(Data listing)
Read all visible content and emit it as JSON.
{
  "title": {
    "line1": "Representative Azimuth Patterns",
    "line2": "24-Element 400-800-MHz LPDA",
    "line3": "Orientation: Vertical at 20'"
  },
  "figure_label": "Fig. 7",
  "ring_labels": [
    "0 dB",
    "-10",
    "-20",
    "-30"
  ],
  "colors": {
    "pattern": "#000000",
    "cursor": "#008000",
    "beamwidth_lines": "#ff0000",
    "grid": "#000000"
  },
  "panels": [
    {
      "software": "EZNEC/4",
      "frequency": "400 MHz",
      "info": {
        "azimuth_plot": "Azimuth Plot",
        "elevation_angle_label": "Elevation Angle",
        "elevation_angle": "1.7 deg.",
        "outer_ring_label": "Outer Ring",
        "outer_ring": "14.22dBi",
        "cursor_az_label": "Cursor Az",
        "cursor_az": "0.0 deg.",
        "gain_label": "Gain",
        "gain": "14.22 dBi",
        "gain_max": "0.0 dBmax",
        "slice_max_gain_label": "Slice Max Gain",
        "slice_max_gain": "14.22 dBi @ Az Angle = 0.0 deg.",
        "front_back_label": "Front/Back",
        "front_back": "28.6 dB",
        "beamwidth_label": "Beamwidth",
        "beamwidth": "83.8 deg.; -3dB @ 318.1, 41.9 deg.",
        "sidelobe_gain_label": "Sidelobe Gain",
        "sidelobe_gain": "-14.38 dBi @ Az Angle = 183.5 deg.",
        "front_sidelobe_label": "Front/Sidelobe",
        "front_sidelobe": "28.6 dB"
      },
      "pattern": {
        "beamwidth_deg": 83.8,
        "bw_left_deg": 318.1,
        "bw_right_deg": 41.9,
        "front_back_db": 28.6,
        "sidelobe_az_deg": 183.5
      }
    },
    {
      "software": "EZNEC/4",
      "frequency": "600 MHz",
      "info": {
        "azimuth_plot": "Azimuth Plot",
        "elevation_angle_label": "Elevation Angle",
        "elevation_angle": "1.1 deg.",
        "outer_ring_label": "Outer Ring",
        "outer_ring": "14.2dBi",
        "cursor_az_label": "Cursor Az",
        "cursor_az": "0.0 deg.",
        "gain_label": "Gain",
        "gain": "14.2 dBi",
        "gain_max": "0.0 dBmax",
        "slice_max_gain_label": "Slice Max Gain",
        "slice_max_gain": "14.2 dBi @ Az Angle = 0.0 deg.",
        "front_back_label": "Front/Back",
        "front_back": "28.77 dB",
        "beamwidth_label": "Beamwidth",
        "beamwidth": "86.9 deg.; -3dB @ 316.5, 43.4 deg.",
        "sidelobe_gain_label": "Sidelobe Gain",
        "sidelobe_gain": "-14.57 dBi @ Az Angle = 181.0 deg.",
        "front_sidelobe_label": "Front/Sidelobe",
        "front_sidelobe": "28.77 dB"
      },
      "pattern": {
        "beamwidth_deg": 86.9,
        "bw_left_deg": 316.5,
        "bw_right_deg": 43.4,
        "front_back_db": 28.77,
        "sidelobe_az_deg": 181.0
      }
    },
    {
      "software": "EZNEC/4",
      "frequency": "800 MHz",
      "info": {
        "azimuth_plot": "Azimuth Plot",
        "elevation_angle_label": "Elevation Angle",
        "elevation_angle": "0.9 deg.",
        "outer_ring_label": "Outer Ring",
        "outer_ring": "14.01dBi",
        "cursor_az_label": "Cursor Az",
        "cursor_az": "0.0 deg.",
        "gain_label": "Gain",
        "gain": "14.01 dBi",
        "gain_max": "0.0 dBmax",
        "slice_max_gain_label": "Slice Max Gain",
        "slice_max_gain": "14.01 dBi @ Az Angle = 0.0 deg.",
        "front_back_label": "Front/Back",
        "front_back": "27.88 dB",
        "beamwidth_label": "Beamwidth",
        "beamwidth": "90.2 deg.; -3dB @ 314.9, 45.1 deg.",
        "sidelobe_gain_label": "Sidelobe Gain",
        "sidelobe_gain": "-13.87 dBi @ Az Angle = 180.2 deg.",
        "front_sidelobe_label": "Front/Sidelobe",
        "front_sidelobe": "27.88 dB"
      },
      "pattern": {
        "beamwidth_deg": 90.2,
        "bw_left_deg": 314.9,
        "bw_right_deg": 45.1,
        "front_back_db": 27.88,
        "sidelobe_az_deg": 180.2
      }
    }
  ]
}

DIRECTION — Copy down the material exactly as written.

EXERCISE RESULT —
Read all visible content and emit it as JSON.
{
  "title": {
    "line1": "Representative Azimuth Patterns",
    "line2": "24-Element 400-800-MHz LPDA",
    "line3": "Orientation: Vertical at 20'"
  },
  "figure_label": "Fig. 7",
  "ring_labels": [
    "0 dB",
    "-10",
    "-20",
    "-30"
  ],
  "colors": {
    "pattern": "#000000",
    "cursor": "#008000",
    "beamwidth_lines": "#ff0000",
    "grid": "#000000"
  },
  "panels": [
    {
      "software": "EZNEC/4",
      "frequency": "400 MHz",
      "info": {
        "azimuth_plot": "Azimuth Plot",
        "elevation_angle_label": "Elevation Angle",
        "elevation_angle": "1.7 deg.",
        "outer_ring_label": "Outer Ring",
        "outer_ring": "14.22dBi",
        "cursor_az_label": "Cursor Az",
        "cursor_az": "0.0 deg.",
        "gain_label": "Gain",
        "gain": "14.22 dBi",
        "gain_max": "0.0 dBmax",
        "slice_max_gain_label": "Slice Max Gain",
        "slice_max_gain": "14.22 dBi @ Az Angle = 0.0 deg.",
        "front_back_label": "Front/Back",
        "front_back": "28.6 dB",
        "beamwidth_label": "Beamwidth",
        "beamwidth": "83.8 deg.; -3dB @ 318.1, 41.9 deg.",
        "sidelobe_gain_label": "Sidelobe Gain",
        "sidelobe_gain": "-14.38 dBi @ Az Angle = 183.5 deg.",
        "front_sidelobe_label": "Front/Sidelobe",
        "front_sidelobe": "28.6 dB"
      },
      "pattern": {
        "beamwidth_deg": 83.8,
        "bw_left_deg": 318.1,
        "bw_right_deg": 41.9,
        "front_back_db": 28.6,
        "sidelobe_az_deg": 183.5
      }
    },
    {
      "software": "EZNEC/4",
      "frequency": "600 MHz",
      "info": {
        "azimuth_plot": "Azimuth Plot",
        "elevation_angle_label": "Elevation Angle",
        "elevation_angle": "1.1 deg.",
        "outer_ring_label": "Outer Ring",
        "outer_ring": "14.2dBi",
        "cursor_az_label": "Cursor Az",
        "cursor_az": "0.0 deg.",
        "gain_label": "Gain",
        "gain": "14.2 dBi",
        "gain_max": "0.0 dBmax",
        "slice_max_gain_label": "Slice Max Gain",
        "slice_max_gain": "14.2 dBi @ Az Angle = 0.0 deg.",
        "front_back_label": "Front/Back",
        "front_back": "28.77 dB",
        "beamwidth_label": "Beamwidth",
        "beamwidth": "86.9 deg.; -3dB @ 316.5, 43.4 deg.",
        "sidelobe_gain_label": "Sidelobe Gain",
        "sidelobe_gain": "-14.57 dBi @ Az Angle = 181.0 deg.",
        "front_sidelobe_label": "Front/Sidelobe",
        "front_sidelobe": "28.77 dB"
      },
      "pattern": {
        "beamwidth_deg": 86.9,
        "bw_left_deg": 316.5,
        "bw_right_deg": 43.4,
        "front_back_db": 28.77,
        "sidelobe_az_deg": 181.0
      }
    },
    {
      "software": "EZNEC/4",
      "frequency": "800 MHz",
      "info": {
        "azimuth_plot": "Azimuth Plot",
        "elevation_angle_label": "Elevation Angle",
        "elevation_angle": "0.9 deg.",
        "outer_ring_label": "Outer Ring",
        "outer_ring": "14.01dBi",
        "cursor_az_label": "Cursor Az",
        "cursor_az": "0.0 deg.",
        "gain_label": "Gain",
        "gain": "14.01 dBi",
        "gain_max": "0.0 dBmax",
        "slice_max_gain_label": "Slice Max Gain",
        "slice_max_gain": "14.01 dBi @ Az Angle = 0.0 deg.",
        "front_back_label": "Front/Back",
        "front_back": "27.88 dB",
        "beamwidth_label": "Beamwidth",
        "beamwidth": "90.2 deg.; -3dB @ 314.9, 45.1 deg.",
        "sidelobe_gain_label": "Sidelobe Gain",
        "sidelobe_gain": "-13.87 dBi @ Az Angle = 180.2 deg.",
        "front_sidelobe_label": "Front/Sidelobe",
        "front_sidelobe": "27.88 dB"
      },
      "pattern": {
        "beamwidth_deg": 90.2,
        "bw_left_deg": 314.9,
        "bw_right_deg": 45.1,
        "front_back_db": 27.88,
        "sidelobe_az_deg": 180.2
      }
    }
  ]
}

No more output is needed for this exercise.